Scan the data beneath this task and copy each line that includes "Martin".

:: DATASET CONTENT ::

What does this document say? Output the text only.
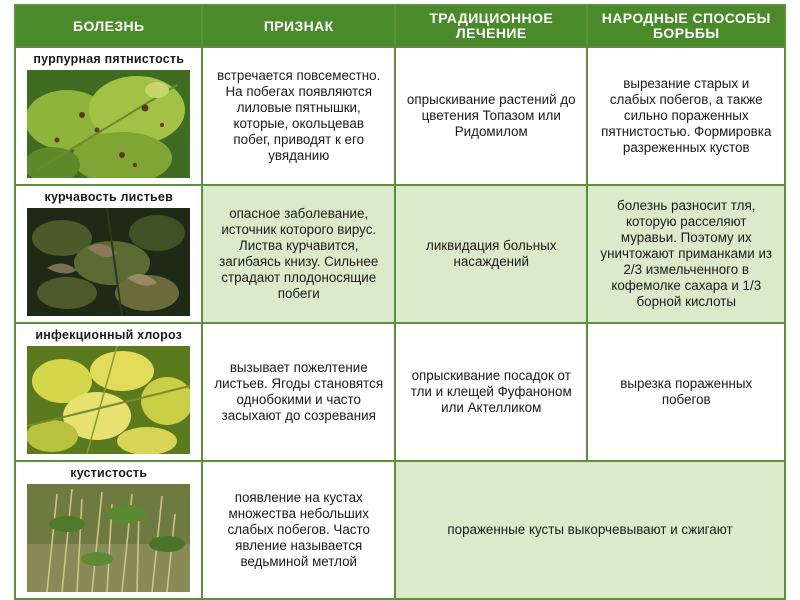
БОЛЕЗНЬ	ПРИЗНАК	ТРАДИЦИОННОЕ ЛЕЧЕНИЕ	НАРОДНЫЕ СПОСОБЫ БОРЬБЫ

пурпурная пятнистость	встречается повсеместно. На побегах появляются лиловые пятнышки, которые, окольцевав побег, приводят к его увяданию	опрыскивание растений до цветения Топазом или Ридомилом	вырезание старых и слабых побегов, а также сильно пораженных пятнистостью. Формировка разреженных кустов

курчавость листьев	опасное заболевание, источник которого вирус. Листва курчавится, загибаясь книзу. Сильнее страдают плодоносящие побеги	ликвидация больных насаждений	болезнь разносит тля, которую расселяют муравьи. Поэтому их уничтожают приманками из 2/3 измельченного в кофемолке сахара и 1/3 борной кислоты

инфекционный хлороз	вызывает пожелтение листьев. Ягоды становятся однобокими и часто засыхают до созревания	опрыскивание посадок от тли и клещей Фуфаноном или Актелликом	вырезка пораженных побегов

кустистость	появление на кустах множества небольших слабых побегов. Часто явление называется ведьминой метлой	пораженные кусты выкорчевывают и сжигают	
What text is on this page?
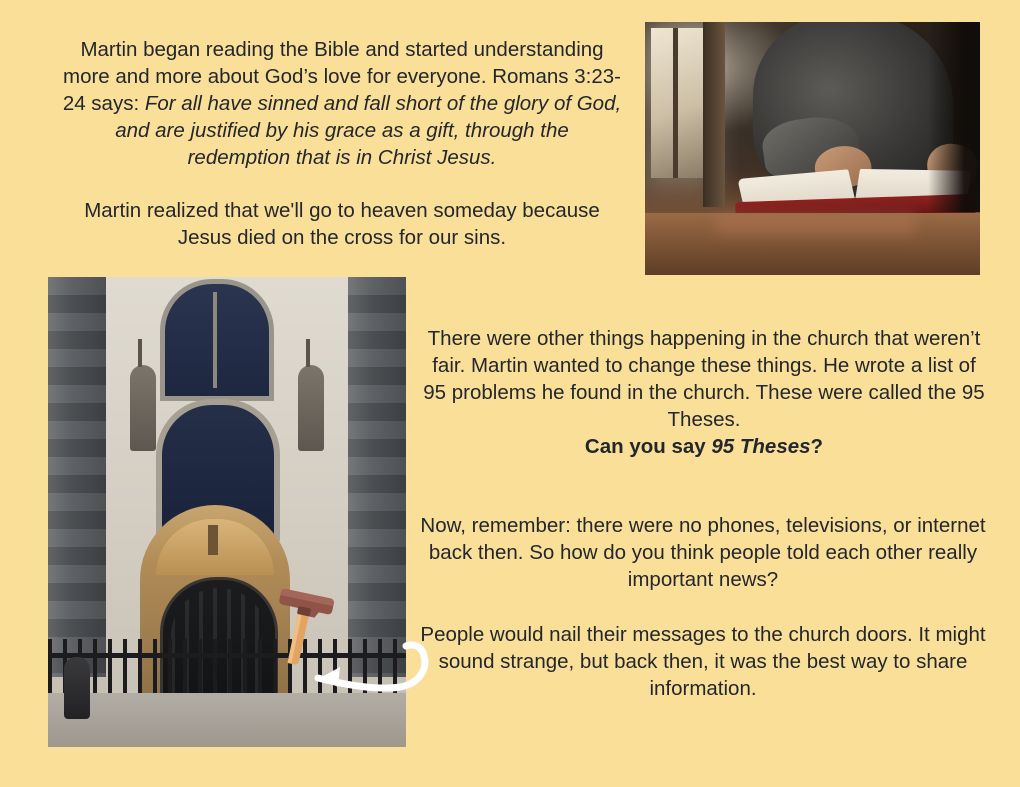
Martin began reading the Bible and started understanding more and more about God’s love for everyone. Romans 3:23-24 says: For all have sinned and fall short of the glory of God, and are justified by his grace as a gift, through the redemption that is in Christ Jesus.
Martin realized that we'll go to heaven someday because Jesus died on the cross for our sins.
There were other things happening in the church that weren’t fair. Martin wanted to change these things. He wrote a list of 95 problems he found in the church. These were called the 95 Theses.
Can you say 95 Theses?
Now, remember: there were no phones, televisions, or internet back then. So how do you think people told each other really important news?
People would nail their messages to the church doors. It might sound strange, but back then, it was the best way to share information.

:::

◆ **OUTPUT**:
Martin began reading the Bible and started understanding more and more about God’s love for everyone. Romans 3:23-24 says: For all have sinned and fall short of the glory of God, and are justified by his grace as a gift, through the redemption that is in Christ Jesus.
Martin realized that we'll go to heaven someday because Jesus died on the cross for our sins.
There were other things happening in the church that weren’t fair. Martin wanted to change these things. He wrote a list of 95 problems he found in the church. These were called the 95 Theses.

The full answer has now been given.